What to work on —
Revise the listing by replacing every occurrence of "Revenue" with "Sales" and changing nothing else. Leave the picture out of your answer.

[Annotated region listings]
══════════

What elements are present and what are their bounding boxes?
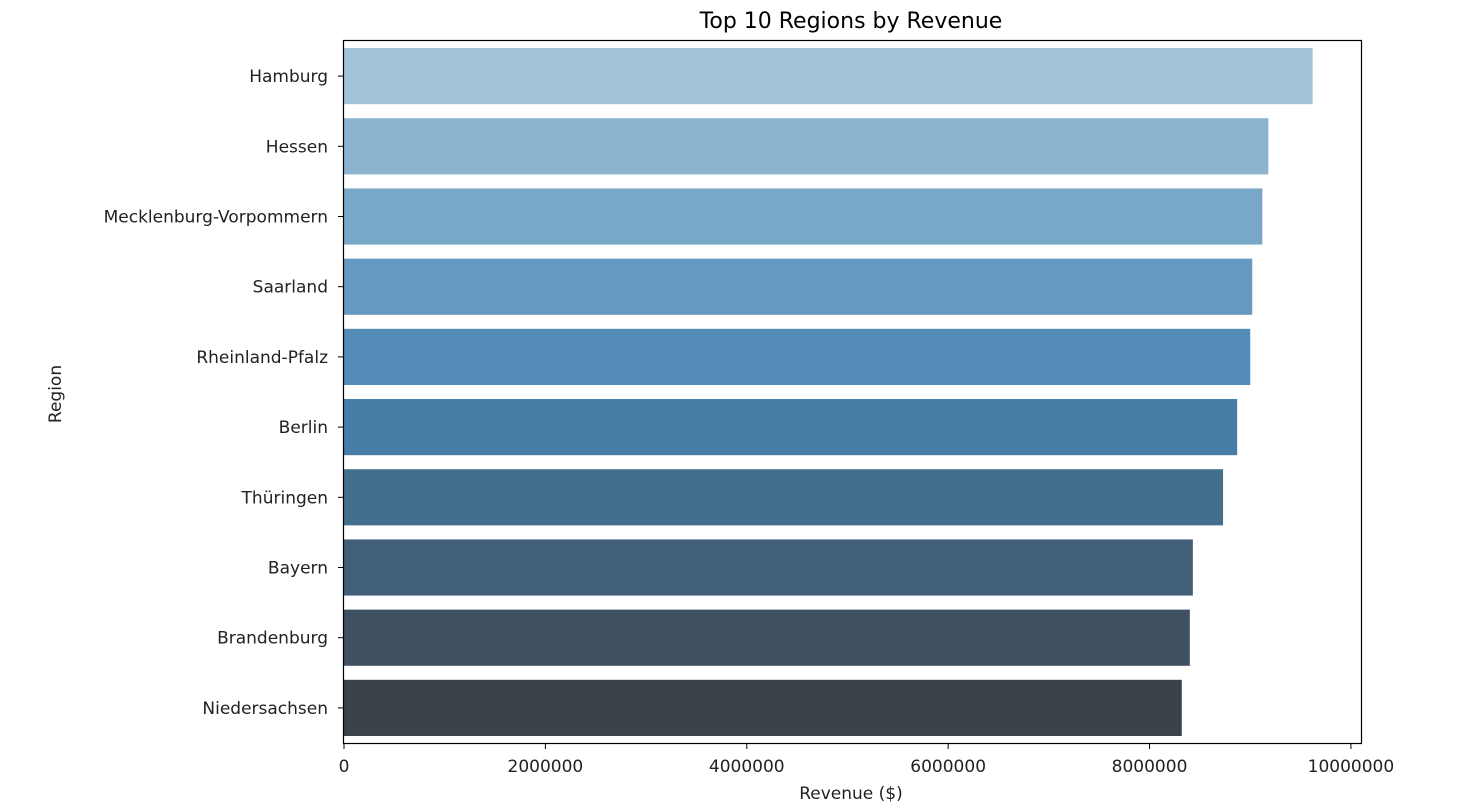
x-tick-label: 0 <box>339 757 350 777</box>
chart-title: Top 10 Regions by Revenue <box>699 9 1003 34</box>
y-tick-label: Hamburg <box>249 67 328 87</box>
y-tick-label: Berlin <box>279 418 328 438</box>
y-tick-label: Brandenburg <box>217 629 328 649</box>
x-axis: 0 2000000 4000000 6000000 8000000 10000000 <box>339 743 1395 777</box>
x-tick-label: 2000000 <box>508 757 584 777</box>
x-tick-label: 6000000 <box>910 757 986 777</box>
y-tick-label: Mecklenburg-Vorpommern <box>104 208 328 228</box>
bars-layer <box>344 48 1313 736</box>
y-tick-label: Bayern <box>268 559 328 579</box>
bar-saarland <box>344 258 1253 315</box>
x-tick-label: 8000000 <box>1112 757 1188 777</box>
x-tick-label: 4000000 <box>709 757 785 777</box>
bar-hessen <box>344 118 1269 175</box>
bar-niedersachsen <box>344 679 1182 736</box>
y-tick-label: Niedersachsen <box>202 699 328 719</box>
bar-mecklenburg-vorpommern <box>344 188 1263 245</box>
bar-bayern <box>344 539 1193 596</box>
y-axis: Hamburg Hessen Mecklenburg-Vorpommern Saarl… <box>104 67 344 719</box>
x-axis-label: Revenue ($) <box>799 784 903 804</box>
plot-frame <box>342 39 1363 745</box>
y-tick-label: Saarland <box>253 278 328 298</box>
bar-berlin <box>344 399 1238 456</box>
y-tick-label: Thüringen <box>241 488 328 508</box>
bar-th-ringen <box>344 469 1224 526</box>
bar-hamburg <box>344 48 1313 105</box>
bar-brandenburg <box>344 609 1190 666</box>
bar-rheinland-pfalz <box>344 328 1251 385</box>
x-tick-label: 10000000 <box>1308 757 1395 777</box>
y-tick-label: Hessen <box>266 137 328 157</box>
y-axis-label: Region <box>46 365 66 423</box>
y-tick-label: Rheinland-Pfalz <box>196 348 328 368</box>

══════════

Exercise result —
What elements are present and what are their bounding boxes?
x-tick-label: 0 <box>339 757 350 777</box>
chart-title: Top 10 Regions by Sales <box>699 9 1003 34</box>
y-tick-label: Hamburg <box>249 67 328 87</box>
y-tick-label: Berlin <box>279 418 328 438</box>
y-tick-label: Brandenburg <box>217 629 328 649</box>
x-axis: 0 2000000 4000000 6000000 8000000 10000000 <box>339 743 1395 777</box>
x-tick-label: 2000000 <box>508 757 584 777</box>
x-tick-label: 6000000 <box>910 757 986 777</box>
y-tick-label: Mecklenburg-Vorpommern <box>104 208 328 228</box>
bars-layer <box>344 48 1313 736</box>
y-tick-label: Bayern <box>268 559 328 579</box>
bar-saarland <box>344 258 1253 315</box>
x-tick-label: 8000000 <box>1112 757 1188 777</box>
x-tick-label: 4000000 <box>709 757 785 777</box>
bar-hessen <box>344 118 1269 175</box>
bar-niedersachsen <box>344 679 1182 736</box>
y-tick-label: Niedersachsen <box>202 699 328 719</box>
bar-mecklenburg-vorpommern <box>344 188 1263 245</box>
bar-bayern <box>344 539 1193 596</box>
y-axis: Hamburg Hessen Mecklenburg-Vorpommern Saarl… <box>104 67 344 719</box>
x-axis-label: Sales ($) <box>799 784 903 804</box>
plot-frame <box>342 39 1363 745</box>
y-tick-label: Saarland <box>253 278 328 298</box>
bar-berlin <box>344 399 1238 456</box>
y-tick-label: Thüringen <box>241 488 328 508</box>
bar-th-ringen <box>344 469 1224 526</box>
bar-hamburg <box>344 48 1313 105</box>
bar-brandenburg <box>344 609 1190 666</box>
bar-rheinland-pfalz <box>344 328 1251 385</box>
x-tick-label: 10000000 <box>1308 757 1395 777</box>
y-tick-label: Hessen <box>266 137 328 157</box>
y-axis-label: Region <box>46 365 66 423</box>
y-tick-label: Rheinland-Pfalz <box>196 348 328 368</box>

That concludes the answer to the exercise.